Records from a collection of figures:
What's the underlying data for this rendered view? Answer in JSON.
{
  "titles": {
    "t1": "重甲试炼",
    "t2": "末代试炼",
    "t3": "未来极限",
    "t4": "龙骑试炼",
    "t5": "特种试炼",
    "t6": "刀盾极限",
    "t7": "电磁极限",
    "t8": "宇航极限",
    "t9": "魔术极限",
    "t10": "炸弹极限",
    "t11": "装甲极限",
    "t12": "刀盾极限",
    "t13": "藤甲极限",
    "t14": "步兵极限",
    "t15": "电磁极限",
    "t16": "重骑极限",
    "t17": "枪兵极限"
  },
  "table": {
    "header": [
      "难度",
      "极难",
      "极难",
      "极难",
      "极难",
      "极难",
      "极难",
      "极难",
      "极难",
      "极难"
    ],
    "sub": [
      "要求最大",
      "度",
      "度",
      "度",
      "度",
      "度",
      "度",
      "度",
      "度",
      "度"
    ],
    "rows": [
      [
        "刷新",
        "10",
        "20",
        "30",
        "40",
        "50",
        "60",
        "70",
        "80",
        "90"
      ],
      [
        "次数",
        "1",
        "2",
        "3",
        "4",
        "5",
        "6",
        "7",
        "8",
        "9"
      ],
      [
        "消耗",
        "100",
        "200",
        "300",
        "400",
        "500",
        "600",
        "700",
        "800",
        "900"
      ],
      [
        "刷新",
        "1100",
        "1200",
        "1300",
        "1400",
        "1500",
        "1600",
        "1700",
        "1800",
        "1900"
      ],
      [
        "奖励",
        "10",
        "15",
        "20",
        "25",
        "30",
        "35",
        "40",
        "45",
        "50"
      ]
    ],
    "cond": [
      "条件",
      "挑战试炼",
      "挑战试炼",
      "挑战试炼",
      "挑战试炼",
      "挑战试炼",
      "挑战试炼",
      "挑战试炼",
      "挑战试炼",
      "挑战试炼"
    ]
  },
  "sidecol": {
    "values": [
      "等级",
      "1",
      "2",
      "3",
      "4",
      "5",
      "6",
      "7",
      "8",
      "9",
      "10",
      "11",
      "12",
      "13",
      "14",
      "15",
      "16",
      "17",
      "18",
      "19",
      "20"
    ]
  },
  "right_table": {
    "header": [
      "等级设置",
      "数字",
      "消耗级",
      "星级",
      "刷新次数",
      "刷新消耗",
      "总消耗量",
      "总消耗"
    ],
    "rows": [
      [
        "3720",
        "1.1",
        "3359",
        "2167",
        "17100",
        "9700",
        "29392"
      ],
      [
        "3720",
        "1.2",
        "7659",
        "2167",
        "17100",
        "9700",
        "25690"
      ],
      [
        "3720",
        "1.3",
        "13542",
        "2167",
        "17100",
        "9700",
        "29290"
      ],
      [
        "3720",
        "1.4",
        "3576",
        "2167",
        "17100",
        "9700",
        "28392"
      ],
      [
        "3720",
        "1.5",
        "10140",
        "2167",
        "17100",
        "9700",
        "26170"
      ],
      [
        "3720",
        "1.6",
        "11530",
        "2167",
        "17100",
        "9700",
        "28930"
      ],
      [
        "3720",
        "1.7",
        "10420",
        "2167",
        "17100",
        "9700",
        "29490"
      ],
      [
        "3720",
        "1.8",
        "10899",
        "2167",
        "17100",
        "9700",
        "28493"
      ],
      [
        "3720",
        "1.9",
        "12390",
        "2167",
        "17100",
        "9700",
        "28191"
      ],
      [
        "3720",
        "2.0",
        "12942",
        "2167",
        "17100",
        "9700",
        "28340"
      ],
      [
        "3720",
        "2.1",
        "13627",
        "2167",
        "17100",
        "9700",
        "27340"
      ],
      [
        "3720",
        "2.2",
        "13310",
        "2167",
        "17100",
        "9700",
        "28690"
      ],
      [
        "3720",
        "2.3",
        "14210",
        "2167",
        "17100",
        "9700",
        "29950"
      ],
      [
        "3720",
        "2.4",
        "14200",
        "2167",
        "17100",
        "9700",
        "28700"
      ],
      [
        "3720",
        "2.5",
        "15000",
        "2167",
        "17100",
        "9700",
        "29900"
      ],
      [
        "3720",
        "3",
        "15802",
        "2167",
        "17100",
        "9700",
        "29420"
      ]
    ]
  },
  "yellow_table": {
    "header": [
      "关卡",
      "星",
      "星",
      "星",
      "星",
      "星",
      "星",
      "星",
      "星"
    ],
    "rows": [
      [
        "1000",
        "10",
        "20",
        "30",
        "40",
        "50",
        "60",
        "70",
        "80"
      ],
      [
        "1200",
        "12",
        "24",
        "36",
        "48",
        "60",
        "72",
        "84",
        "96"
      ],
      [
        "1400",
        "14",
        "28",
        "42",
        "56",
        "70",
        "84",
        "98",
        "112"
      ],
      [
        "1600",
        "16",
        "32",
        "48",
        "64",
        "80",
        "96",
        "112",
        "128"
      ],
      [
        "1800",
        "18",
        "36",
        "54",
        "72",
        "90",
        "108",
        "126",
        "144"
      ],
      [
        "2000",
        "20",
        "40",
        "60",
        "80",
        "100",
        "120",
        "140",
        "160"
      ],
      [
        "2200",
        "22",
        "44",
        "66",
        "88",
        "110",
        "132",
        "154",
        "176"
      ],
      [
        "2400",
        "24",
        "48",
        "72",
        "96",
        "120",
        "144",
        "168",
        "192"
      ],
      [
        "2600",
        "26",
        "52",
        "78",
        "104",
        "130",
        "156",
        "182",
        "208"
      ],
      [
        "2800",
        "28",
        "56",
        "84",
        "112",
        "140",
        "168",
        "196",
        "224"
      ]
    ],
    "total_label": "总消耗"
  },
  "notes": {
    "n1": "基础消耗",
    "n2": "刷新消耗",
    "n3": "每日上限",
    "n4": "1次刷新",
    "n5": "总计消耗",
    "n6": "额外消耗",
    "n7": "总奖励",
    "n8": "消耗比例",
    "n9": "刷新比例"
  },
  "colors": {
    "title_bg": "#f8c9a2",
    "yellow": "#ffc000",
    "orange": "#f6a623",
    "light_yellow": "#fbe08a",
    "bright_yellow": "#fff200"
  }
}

__Given request__
Exactly reproduce every line found in the records.

__Completed task__
What's the underlying data for this rendered view? Answer in JSON.
{
  "titles": {
    "t1": "重甲试炼",
    "t2": "末代试炼",
    "t3": "未来极限",
    "t4": "龙骑试炼",
    "t5": "特种试炼",
    "t6": "刀盾极限",
    "t7": "电磁极限",
    "t8": "宇航极限",
    "t9": "魔术极限",
    "t10": "炸弹极限",
    "t11": "装甲极限",
    "t12": "刀盾极限",
    "t13": "藤甲极限",
    "t14": "步兵极限",
    "t15": "电磁极限",
    "t16": "重骑极限",
    "t17": "枪兵极限"
  },
  "table": {
    "header": [
      "难度",
      "极难",
      "极难",
      "极难",
      "极难",
      "极难",
      "极难",
      "极难",
      "极难",
      "极难"
    ],
    "sub": [
      "要求最大",
      "度",
      "度",
      "度",
      "度",
      "度",
      "度",
      "度",
      "度",
      "度"
    ],
    "rows": [
      [
        "刷新",
        "10",
        "20",
        "30",
        "40",
        "50",
        "60",
        "70",
        "80",
        "90"
      ],
      [
        "次数",
        "1",
        "2",
        "3",
        "4",
        "5",
        "6",
        "7",
        "8",
        "9"
      ],
      [
        "消耗",
        "100",
        "200",
        "300",
        "400",
        "500",
        "600",
        "700",
        "800",
        "900"
      ],
      [
        "刷新",
        "1100",
        "1200",
        "1300",
        "1400",
        "1500",
        "1600",
        "1700",
        "1800",
        "1900"
      ],
      [
        "奖励",
        "10",
        "15",
        "20",
        "25",
        "30",
        "35",
        "40",
        "45",
        "50"
      ]
    ],
    "cond": [
      "条件",
      "挑战试炼",
      "挑战试炼",
      "挑战试炼",
      "挑战试炼",
      "挑战试炼",
      "挑战试炼",
      "挑战试炼",
      "挑战试炼",
      "挑战试炼"
    ]
  },
  "sidecol": {
    "values": [
      "等级",
      "1",
      "2",
      "3",
      "4",
      "5",
      "6",
      "7",
      "8",
      "9",
      "10",
      "11",
      "12",
      "13",
      "14",
      "15",
      "16",
      "17",
      "18",
      "19",
      "20"
    ]
  },
  "right_table": {
    "header": [
      "等级设置",
      "数字",
      "消耗级",
      "星级",
      "刷新次数",
      "刷新消耗",
      "总消耗量",
      "总消耗"
    ],
    "rows": [
      [
        "3720",
        "1.1",
        "3359",
        "2167",
        "17100",
        "9700",
        "29392"
      ],
      [
        "3720",
        "1.2",
        "7659",
        "2167",
        "17100",
        "9700",
        "25690"
      ],
      [
        "3720",
        "1.3",
        "13542",
        "2167",
        "17100",
        "9700",
        "29290"
      ],
      [
        "3720",
        "1.4",
        "3576",
        "2167",
        "17100",
        "9700",
        "28392"
      ],
      [
        "3720",
        "1.5",
        "10140",
        "2167",
        "17100",
        "9700",
        "26170"
      ],
      [
        "3720",
        "1.6",
        "11530",
        "2167",
        "17100",
        "9700",
        "28930"
      ],
      [
        "3720",
        "1.7",
        "10420",
        "2167",
        "17100",
        "9700",
        "29490"
      ],
      [
        "3720",
        "1.8",
        "10899",
        "2167",
        "17100",
        "9700",
        "28493"
      ],
      [
        "3720",
        "1.9",
        "12390",
        "2167",
        "17100",
        "9700",
        "28191"
      ],
      [
        "3720",
        "2.0",
        "12942",
        "2167",
        "17100",
        "9700",
        "28340"
      ],
      [
        "3720",
        "2.1",
        "13627",
        "2167",
        "17100",
        "9700",
        "27340"
      ],
      [
        "3720",
        "2.2",
        "13310",
        "2167",
        "17100",
        "9700",
        "28690"
      ],
      [
        "3720",
        "2.3",
        "14210",
        "2167",
        "17100",
        "9700",
        "29950"
      ],
      [
        "3720",
        "2.4",
        "14200",
        "2167",
        "17100",
        "9700",
        "28700"
      ],
      [
        "3720",
        "2.5",
        "15000",
        "2167",
        "17100",
        "9700",
        "29900"
      ],
      [
        "3720",
        "3",
        "15802",
        "2167",
        "17100",
        "9700",
        "29420"
      ]
    ]
  },
  "yellow_table": {
    "header": [
      "关卡",
      "星",
      "星",
      "星",
      "星",
      "星",
      "星",
      "星",
      "星"
    ],
    "rows": [
      [
        "1000",
        "10",
        "20",
        "30",
        "40",
        "50",
        "60",
        "70",
        "80"
      ],
      [
        "1200",
        "12",
        "24",
        "36",
        "48",
        "60",
        "72",
        "84",
        "96"
      ],
      [
        "1400",
        "14",
        "28",
        "42",
        "56",
        "70",
        "84",
        "98",
        "112"
      ],
      [
        "1600",
        "16",
        "32",
        "48",
        "64",
        "80",
        "96",
        "112",
        "128"
      ],
      [
        "1800",
        "18",
        "36",
        "54",
        "72",
        "90",
        "108",
        "126",
        "144"
      ],
      [
        "2000",
        "20",
        "40",
        "60",
        "80",
        "100",
        "120",
        "140",
        "160"
      ],
      [
        "2200",
        "22",
        "44",
        "66",
        "88",
        "110",
        "132",
        "154",
        "176"
      ],
      [
        "2400",
        "24",
        "48",
        "72",
        "96",
        "120",
        "144",
        "168",
        "192"
      ],
      [
        "2600",
        "26",
        "52",
        "78",
        "104",
        "130",
        "156",
        "182",
        "208"
      ],
      [
        "2800",
        "28",
        "56",
        "84",
        "112",
        "140",
        "168",
        "196",
        "224"
      ]
    ],
    "total_label": "总消耗"
  },
  "notes": {
    "n1": "基础消耗",
    "n2": "刷新消耗",
    "n3": "每日上限",
    "n4": "1次刷新",
    "n5": "总计消耗",
    "n6": "额外消耗",
    "n7": "总奖励",
    "n8": "消耗比例",
    "n9": "刷新比例"
  },
  "colors": {
    "title_bg": "#f8c9a2",
    "yellow": "#ffc000",
    "orange": "#f6a623",
    "light_yellow": "#fbe08a",
    "bright_yellow": "#fff200"
  }
}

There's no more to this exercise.